## Start

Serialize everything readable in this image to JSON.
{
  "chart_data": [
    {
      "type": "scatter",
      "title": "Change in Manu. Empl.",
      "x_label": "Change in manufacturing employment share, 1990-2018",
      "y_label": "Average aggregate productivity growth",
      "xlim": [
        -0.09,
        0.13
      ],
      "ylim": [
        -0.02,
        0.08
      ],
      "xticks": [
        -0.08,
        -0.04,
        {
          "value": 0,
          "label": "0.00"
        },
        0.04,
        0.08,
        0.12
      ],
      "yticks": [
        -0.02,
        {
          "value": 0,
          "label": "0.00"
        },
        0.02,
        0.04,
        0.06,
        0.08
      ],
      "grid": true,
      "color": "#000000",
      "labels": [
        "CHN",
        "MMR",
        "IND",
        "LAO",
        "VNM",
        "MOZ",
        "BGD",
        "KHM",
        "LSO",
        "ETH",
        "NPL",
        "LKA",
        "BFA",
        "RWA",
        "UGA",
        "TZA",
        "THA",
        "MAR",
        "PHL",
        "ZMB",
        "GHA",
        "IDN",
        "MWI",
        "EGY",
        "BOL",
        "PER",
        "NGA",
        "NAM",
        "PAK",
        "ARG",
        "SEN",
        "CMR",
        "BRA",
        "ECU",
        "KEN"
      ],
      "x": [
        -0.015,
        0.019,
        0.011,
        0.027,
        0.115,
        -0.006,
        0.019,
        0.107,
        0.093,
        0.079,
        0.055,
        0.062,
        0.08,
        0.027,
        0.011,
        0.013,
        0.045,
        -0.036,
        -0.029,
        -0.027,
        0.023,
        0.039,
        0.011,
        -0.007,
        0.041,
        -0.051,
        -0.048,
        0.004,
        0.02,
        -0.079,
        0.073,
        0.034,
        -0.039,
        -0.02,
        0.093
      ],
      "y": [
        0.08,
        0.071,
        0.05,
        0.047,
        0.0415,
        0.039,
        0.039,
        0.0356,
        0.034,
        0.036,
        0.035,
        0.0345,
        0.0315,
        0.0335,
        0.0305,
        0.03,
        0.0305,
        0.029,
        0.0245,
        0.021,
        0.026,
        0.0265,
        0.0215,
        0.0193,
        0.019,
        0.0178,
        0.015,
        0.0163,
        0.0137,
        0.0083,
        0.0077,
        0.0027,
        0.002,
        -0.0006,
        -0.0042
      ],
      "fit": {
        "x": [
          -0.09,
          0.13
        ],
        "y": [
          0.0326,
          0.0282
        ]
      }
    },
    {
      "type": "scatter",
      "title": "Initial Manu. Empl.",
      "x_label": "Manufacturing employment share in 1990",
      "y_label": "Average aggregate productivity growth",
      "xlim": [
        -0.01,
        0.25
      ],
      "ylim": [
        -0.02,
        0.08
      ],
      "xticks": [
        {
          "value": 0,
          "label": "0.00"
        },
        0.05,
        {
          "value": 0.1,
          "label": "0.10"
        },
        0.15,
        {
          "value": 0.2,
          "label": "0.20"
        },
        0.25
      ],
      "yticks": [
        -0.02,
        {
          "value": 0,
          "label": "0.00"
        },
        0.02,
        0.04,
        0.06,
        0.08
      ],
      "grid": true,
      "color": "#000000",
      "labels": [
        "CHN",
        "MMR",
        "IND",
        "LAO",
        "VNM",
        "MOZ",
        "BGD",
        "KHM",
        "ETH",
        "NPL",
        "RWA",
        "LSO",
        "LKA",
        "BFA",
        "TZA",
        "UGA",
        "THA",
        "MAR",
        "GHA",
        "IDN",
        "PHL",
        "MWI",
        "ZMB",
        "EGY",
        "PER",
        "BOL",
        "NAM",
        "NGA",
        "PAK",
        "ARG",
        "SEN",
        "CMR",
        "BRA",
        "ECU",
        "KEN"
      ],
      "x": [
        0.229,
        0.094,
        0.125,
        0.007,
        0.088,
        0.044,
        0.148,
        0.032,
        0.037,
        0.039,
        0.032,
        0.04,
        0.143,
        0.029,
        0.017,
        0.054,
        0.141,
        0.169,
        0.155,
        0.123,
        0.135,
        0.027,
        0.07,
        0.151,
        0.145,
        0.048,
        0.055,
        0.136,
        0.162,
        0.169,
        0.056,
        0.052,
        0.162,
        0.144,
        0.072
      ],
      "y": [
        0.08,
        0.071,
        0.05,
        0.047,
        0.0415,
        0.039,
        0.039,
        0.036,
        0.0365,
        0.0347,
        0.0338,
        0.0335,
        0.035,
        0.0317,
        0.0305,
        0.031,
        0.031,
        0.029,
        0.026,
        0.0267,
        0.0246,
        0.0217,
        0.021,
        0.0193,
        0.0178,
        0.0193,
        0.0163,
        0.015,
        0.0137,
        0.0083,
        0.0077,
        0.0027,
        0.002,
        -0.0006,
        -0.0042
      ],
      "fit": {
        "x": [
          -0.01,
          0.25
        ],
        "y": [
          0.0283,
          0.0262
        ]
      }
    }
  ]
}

## End

■ **JOB**
Above are some records; repeat all of them exactly.

■ **TASK OUTPUT**
Serialize everything readable in this image to JSON.
{
  "chart_data": [
    {
      "type": "scatter",
      "title": "Change in Manu. Empl.",
      "x_label": "Change in manufacturing employment share, 1990-2018",
      "y_label": "Average aggregate productivity growth",
      "xlim": [
        -0.09,
        0.13
      ],
      "ylim": [
        -0.02,
        0.08
      ],
      "xticks": [
        -0.08,
        -0.04,
        {
          "value": 0,
          "label": "0.00"
        },
        0.04,
        0.08,
        0.12
      ],
      "yticks": [
        -0.02,
        {
          "value": 0,
          "label": "0.00"
        },
        0.02,
        0.04,
        0.06,
        0.08
      ],
      "grid": true,
      "color": "#000000",
      "labels": [
        "CHN",
        "MMR",
        "IND",
        "LAO",
        "VNM",
        "MOZ",
        "BGD",
        "KHM",
        "LSO",
        "ETH",
        "NPL",
        "LKA",
        "BFA",
        "RWA",
        "UGA",
        "TZA",
        "THA",
        "MAR",
        "PHL",
        "ZMB",
        "GHA",
        "IDN",
        "MWI",
        "EGY",
        "BOL",
        "PER",
        "NGA",
        "NAM",
        "PAK",
        "ARG",
        "SEN",
        "CMR",
        "BRA",
        "ECU",
        "KEN"
      ],
      "x": [
        -0.015,
        0.019,
        0.011,
        0.027,
        0.115,
        -0.006,
        0.019,
        0.107,
        0.093,
        0.079,
        0.055,
        0.062,
        0.08,
        0.027,
        0.011,
        0.013,
        0.045,
        -0.036,
        -0.029,
        -0.027,
        0.023,
        0.039,
        0.011,
        -0.007,
        0.041,
        -0.051,
        -0.048,
        0.004,
        0.02,
        -0.079,
        0.073,
        0.034,
        -0.039,
        -0.02,
        0.093
      ],
      "y": [
        0.08,
        0.071,
        0.05,
        0.047,
        0.0415,
        0.039,
        0.039,
        0.0356,
        0.034,
        0.036,
        0.035,
        0.0345,
        0.0315,
        0.0335,
        0.0305,
        0.03,
        0.0305,
        0.029,
        0.0245,
        0.021,
        0.026,
        0.0265,
        0.0215,
        0.0193,
        0.019,
        0.0178,
        0.015,
        0.0163,
        0.0137,
        0.0083,
        0.0077,
        0.0027,
        0.002,
        -0.0006,
        -0.0042
      ],
      "fit": {
        "x": [
          -0.09,
          0.13
        ],
        "y": [
          0.0326,
          0.0282
        ]
      }
    },
    {
      "type": "scatter",
      "title": "Initial Manu. Empl.",
      "x_label": "Manufacturing employment share in 1990",
      "y_label": "Average aggregate productivity growth",
      "xlim": [
        -0.01,
        0.25
      ],
      "ylim": [
        -0.02,
        0.08
      ],
      "xticks": [
        {
          "value": 0,
          "label": "0.00"
        },
        0.05,
        {
          "value": 0.1,
          "label": "0.10"
        },
        0.15,
        {
          "value": 0.2,
          "label": "0.20"
        },
        0.25
      ],
      "yticks": [
        -0.02,
        {
          "value": 0,
          "label": "0.00"
        },
        0.02,
        0.04,
        0.06,
        0.08
      ],
      "grid": true,
      "color": "#000000",
      "labels": [
        "CHN",
        "MMR",
        "IND",
        "LAO",
        "VNM",
        "MOZ",
        "BGD",
        "KHM",
        "ETH",
        "NPL",
        "RWA",
        "LSO",
        "LKA",
        "BFA",
        "TZA",
        "UGA",
        "THA",
        "MAR",
        "GHA",
        "IDN",
        "PHL",
        "MWI",
        "ZMB",
        "EGY",
        "PER",
        "BOL",
        "NAM",
        "NGA",
        "PAK",
        "ARG",
        "SEN",
        "CMR",
        "BRA",
        "ECU",
        "KEN"
      ],
      "x": [
        0.229,
        0.094,
        0.125,
        0.007,
        0.088,
        0.044,
        0.148,
        0.032,
        0.037,
        0.039,
        0.032,
        0.04,
        0.143,
        0.029,
        0.017,
        0.054,
        0.141,
        0.169,
        0.155,
        0.123,
        0.135,
        0.027,
        0.07,
        0.151,
        0.145,
        0.048,
        0.055,
        0.136,
        0.162,
        0.169,
        0.056,
        0.052,
        0.162,
        0.144,
        0.072
      ],
      "y": [
        0.08,
        0.071,
        0.05,
        0.047,
        0.0415,
        0.039,
        0.039,
        0.036,
        0.0365,
        0.0347,
        0.0338,
        0.0335,
        0.035,
        0.0317,
        0.0305,
        0.031,
        0.031,
        0.029,
        0.026,
        0.0267,
        0.0246,
        0.0217,
        0.021,
        0.0193,
        0.0178,
        0.0193,
        0.0163,
        0.015,
        0.0137,
        0.0083,
        0.0077,
        0.0027,
        0.002,
        -0.0006,
        -0.0042
      ],
      "fit": {
        "x": [
          -0.01,
          0.25
        ],
        "y": [
          0.0283,
          0.0262
        ]
      }
    }
  ]
}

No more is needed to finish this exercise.